━━━ TASK DATA ━━━

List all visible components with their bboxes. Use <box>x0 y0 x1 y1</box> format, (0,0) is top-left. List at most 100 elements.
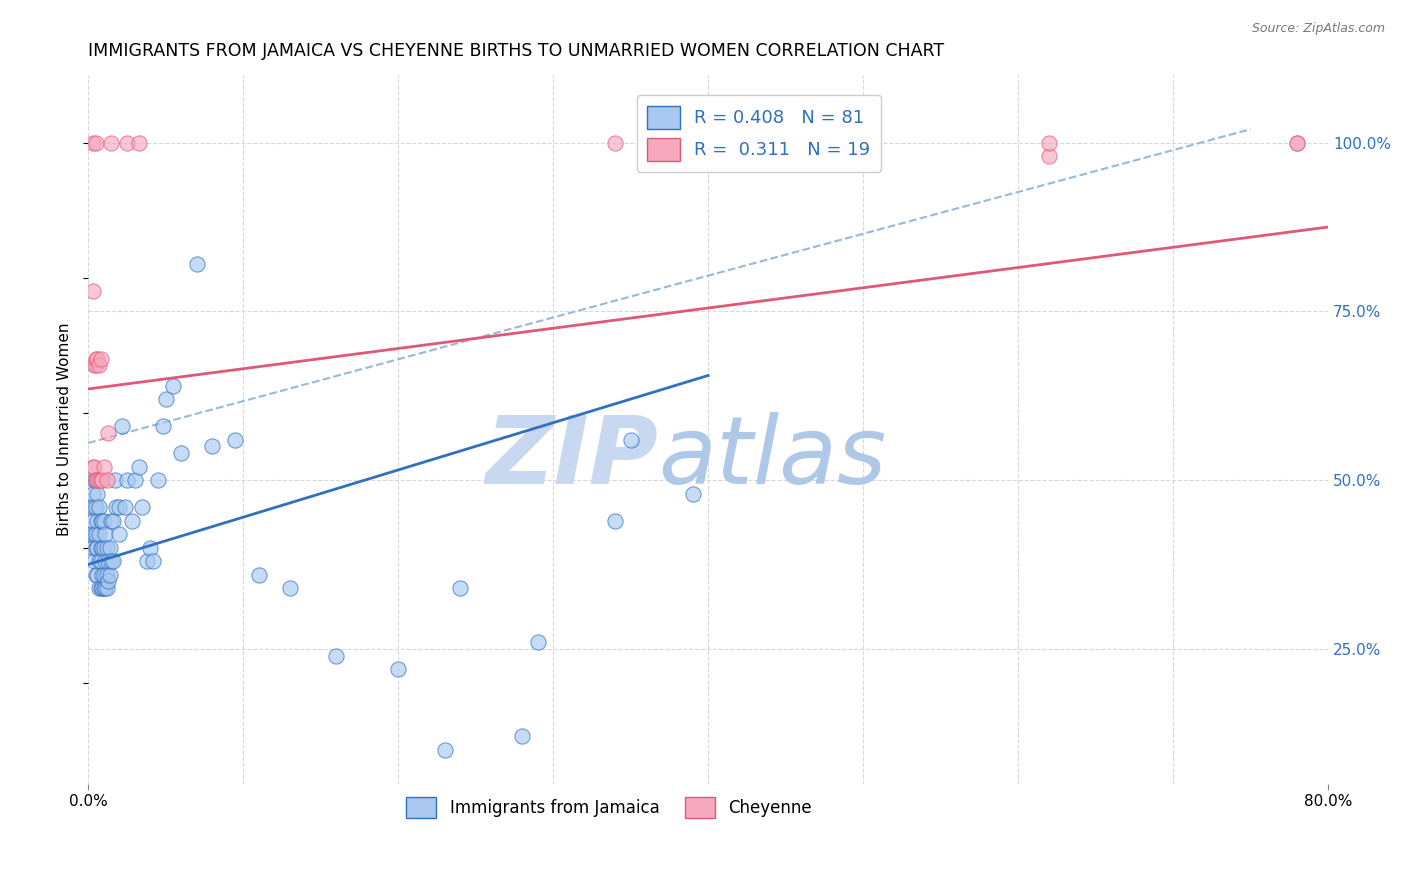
Point <box>87 554 110 568</box>
Point <box>111 419 134 434</box>
Point <box>136 554 159 568</box>
Point <box>83 459 105 474</box>
Point <box>682 486 704 500</box>
Point <box>100 136 122 150</box>
Point <box>146 473 169 487</box>
Point <box>96 581 118 595</box>
Point <box>1379 136 1402 150</box>
Point <box>620 433 643 447</box>
Point <box>325 648 347 663</box>
Point <box>387 662 409 676</box>
Point <box>93 514 115 528</box>
Point <box>224 433 246 447</box>
Point <box>84 567 107 582</box>
Point <box>131 500 153 514</box>
Point <box>83 359 105 373</box>
Point <box>87 527 110 541</box>
Text: ZIP: ZIP <box>485 412 658 504</box>
Point <box>1038 149 1060 163</box>
Point <box>83 554 105 568</box>
Point <box>90 473 112 487</box>
Point <box>162 378 184 392</box>
Point <box>278 581 301 595</box>
Point <box>128 459 150 474</box>
Point <box>82 284 104 298</box>
Point <box>128 136 150 150</box>
Point <box>83 473 105 487</box>
Legend: Immigrants from Jamaica, Cheyenne: Immigrants from Jamaica, Cheyenne <box>399 790 818 825</box>
Point <box>103 473 125 487</box>
Text: Source: ZipAtlas.com: Source: ZipAtlas.com <box>1251 22 1385 36</box>
Point <box>100 554 122 568</box>
Point <box>94 581 117 595</box>
Point <box>170 446 193 460</box>
Point <box>186 257 208 271</box>
Point <box>108 500 131 514</box>
Point <box>91 514 114 528</box>
Point <box>142 554 165 568</box>
Point <box>84 473 107 487</box>
Point <box>90 581 112 595</box>
Point <box>80 527 103 541</box>
Point <box>201 439 224 453</box>
Point <box>121 514 143 528</box>
Point <box>93 541 115 555</box>
Point <box>82 514 104 528</box>
Point <box>84 500 107 514</box>
Point <box>98 567 121 582</box>
Point <box>84 359 107 373</box>
Point <box>86 514 108 528</box>
Point <box>90 554 112 568</box>
Point <box>90 351 112 366</box>
Point <box>101 554 124 568</box>
Point <box>91 541 114 555</box>
Point <box>101 514 124 528</box>
Point <box>1364 136 1386 150</box>
Point <box>114 500 136 514</box>
Point <box>433 743 456 757</box>
Point <box>93 581 115 595</box>
Point <box>84 351 107 366</box>
Point <box>96 473 118 487</box>
Point <box>84 527 107 541</box>
Point <box>115 473 138 487</box>
Point <box>86 351 108 366</box>
Point <box>82 136 104 150</box>
Point <box>86 486 108 500</box>
Point <box>94 554 117 568</box>
Text: IMMIGRANTS FROM JAMAICA VS CHEYENNE BIRTHS TO UNMARRIED WOMEN CORRELATION CHART: IMMIGRANTS FROM JAMAICA VS CHEYENNE BIRT… <box>89 42 945 60</box>
Point <box>91 567 114 582</box>
Point <box>1038 136 1060 150</box>
Point <box>97 574 120 589</box>
Point <box>449 581 471 595</box>
Point <box>97 425 120 440</box>
Point <box>83 500 105 514</box>
Point <box>84 136 107 150</box>
Point <box>84 541 107 555</box>
Point <box>97 554 120 568</box>
Point <box>82 459 104 474</box>
Point <box>83 527 105 541</box>
Point <box>86 541 108 555</box>
Point <box>87 500 110 514</box>
Point <box>82 541 104 555</box>
Point <box>84 473 107 487</box>
Point <box>87 581 110 595</box>
Point <box>124 473 146 487</box>
Point <box>526 635 548 649</box>
Point <box>80 500 103 514</box>
Point <box>90 514 112 528</box>
Point <box>96 567 118 582</box>
Point <box>510 730 533 744</box>
Y-axis label: Births to Unmarried Women: Births to Unmarried Women <box>58 323 72 536</box>
Point <box>93 459 115 474</box>
Point <box>105 500 128 514</box>
Point <box>94 527 117 541</box>
Point <box>96 541 118 555</box>
Point <box>87 473 110 487</box>
Point <box>1286 136 1309 150</box>
Point <box>86 567 108 582</box>
Text: atlas: atlas <box>658 412 887 503</box>
Point <box>100 514 122 528</box>
Point <box>1286 136 1309 150</box>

━━━

GIVEN TASK: Write out all of the material above verbatim, omitting the picture.

RESULT OF THE TASK:
List all visible components with their bboxes. Use <box>x0 y0 x1 y1</box> format, (0,0) is top-left. List at most 100 elements.
Point <box>87 554 110 568</box>
Point <box>111 419 134 434</box>
Point <box>136 554 159 568</box>
Point <box>83 459 105 474</box>
Point <box>682 486 704 500</box>
Point <box>100 136 122 150</box>
Point <box>146 473 169 487</box>
Point <box>96 581 118 595</box>
Point <box>1379 136 1402 150</box>
Point <box>620 433 643 447</box>
Point <box>325 648 347 663</box>
Point <box>387 662 409 676</box>
Point <box>93 514 115 528</box>
Point <box>224 433 246 447</box>
Point <box>84 567 107 582</box>
Point <box>131 500 153 514</box>
Point <box>83 359 105 373</box>
Point <box>87 527 110 541</box>
Text: ZIP: ZIP <box>485 412 658 504</box>
Point <box>1038 149 1060 163</box>
Point <box>83 554 105 568</box>
Point <box>90 473 112 487</box>
Point <box>162 378 184 392</box>
Point <box>278 581 301 595</box>
Point <box>128 459 150 474</box>
Point <box>82 284 104 298</box>
Point <box>128 136 150 150</box>
Point <box>83 473 105 487</box>
Legend: Immigrants from Jamaica, Cheyenne: Immigrants from Jamaica, Cheyenne <box>399 790 818 825</box>
Point <box>103 473 125 487</box>
Text: Source: ZipAtlas.com: Source: ZipAtlas.com <box>1251 22 1385 36</box>
Point <box>100 554 122 568</box>
Point <box>94 581 117 595</box>
Point <box>170 446 193 460</box>
Point <box>186 257 208 271</box>
Point <box>108 500 131 514</box>
Point <box>91 514 114 528</box>
Point <box>142 554 165 568</box>
Point <box>84 473 107 487</box>
Point <box>90 581 112 595</box>
Point <box>80 527 103 541</box>
Point <box>201 439 224 453</box>
Point <box>121 514 143 528</box>
Point <box>93 541 115 555</box>
Point <box>82 514 104 528</box>
Point <box>84 500 107 514</box>
Point <box>98 567 121 582</box>
Point <box>84 359 107 373</box>
Point <box>86 514 108 528</box>
Point <box>90 554 112 568</box>
Point <box>90 351 112 366</box>
Point <box>101 554 124 568</box>
Point <box>91 541 114 555</box>
Point <box>101 514 124 528</box>
Point <box>1364 136 1386 150</box>
Point <box>114 500 136 514</box>
Point <box>433 743 456 757</box>
Point <box>93 581 115 595</box>
Point <box>84 351 107 366</box>
Point <box>96 473 118 487</box>
Point <box>84 527 107 541</box>
Point <box>115 473 138 487</box>
Point <box>86 351 108 366</box>
Point <box>82 136 104 150</box>
Point <box>86 486 108 500</box>
Point <box>94 554 117 568</box>
Text: IMMIGRANTS FROM JAMAICA VS CHEYENNE BIRTHS TO UNMARRIED WOMEN CORRELATION CHART: IMMIGRANTS FROM JAMAICA VS CHEYENNE BIRT… <box>89 42 945 60</box>
Point <box>91 567 114 582</box>
Point <box>1038 136 1060 150</box>
Point <box>97 574 120 589</box>
Point <box>449 581 471 595</box>
Point <box>97 425 120 440</box>
Point <box>83 500 105 514</box>
Point <box>84 136 107 150</box>
Point <box>84 541 107 555</box>
Point <box>97 554 120 568</box>
Point <box>82 459 104 474</box>
Point <box>83 527 105 541</box>
Point <box>86 541 108 555</box>
Point <box>87 500 110 514</box>
Point <box>82 541 104 555</box>
Point <box>84 473 107 487</box>
Point <box>87 581 110 595</box>
Point <box>124 473 146 487</box>
Point <box>526 635 548 649</box>
Point <box>80 500 103 514</box>
Point <box>90 514 112 528</box>
Point <box>96 567 118 582</box>
Point <box>510 730 533 744</box>
Y-axis label: Births to Unmarried Women: Births to Unmarried Women <box>58 323 72 536</box>
Point <box>93 459 115 474</box>
Point <box>105 500 128 514</box>
Point <box>94 527 117 541</box>
Point <box>96 541 118 555</box>
Point <box>87 473 110 487</box>
Point <box>1286 136 1309 150</box>
Point <box>86 567 108 582</box>
Text: atlas: atlas <box>658 412 887 503</box>
Point <box>100 514 122 528</box>
Point <box>1286 136 1309 150</box>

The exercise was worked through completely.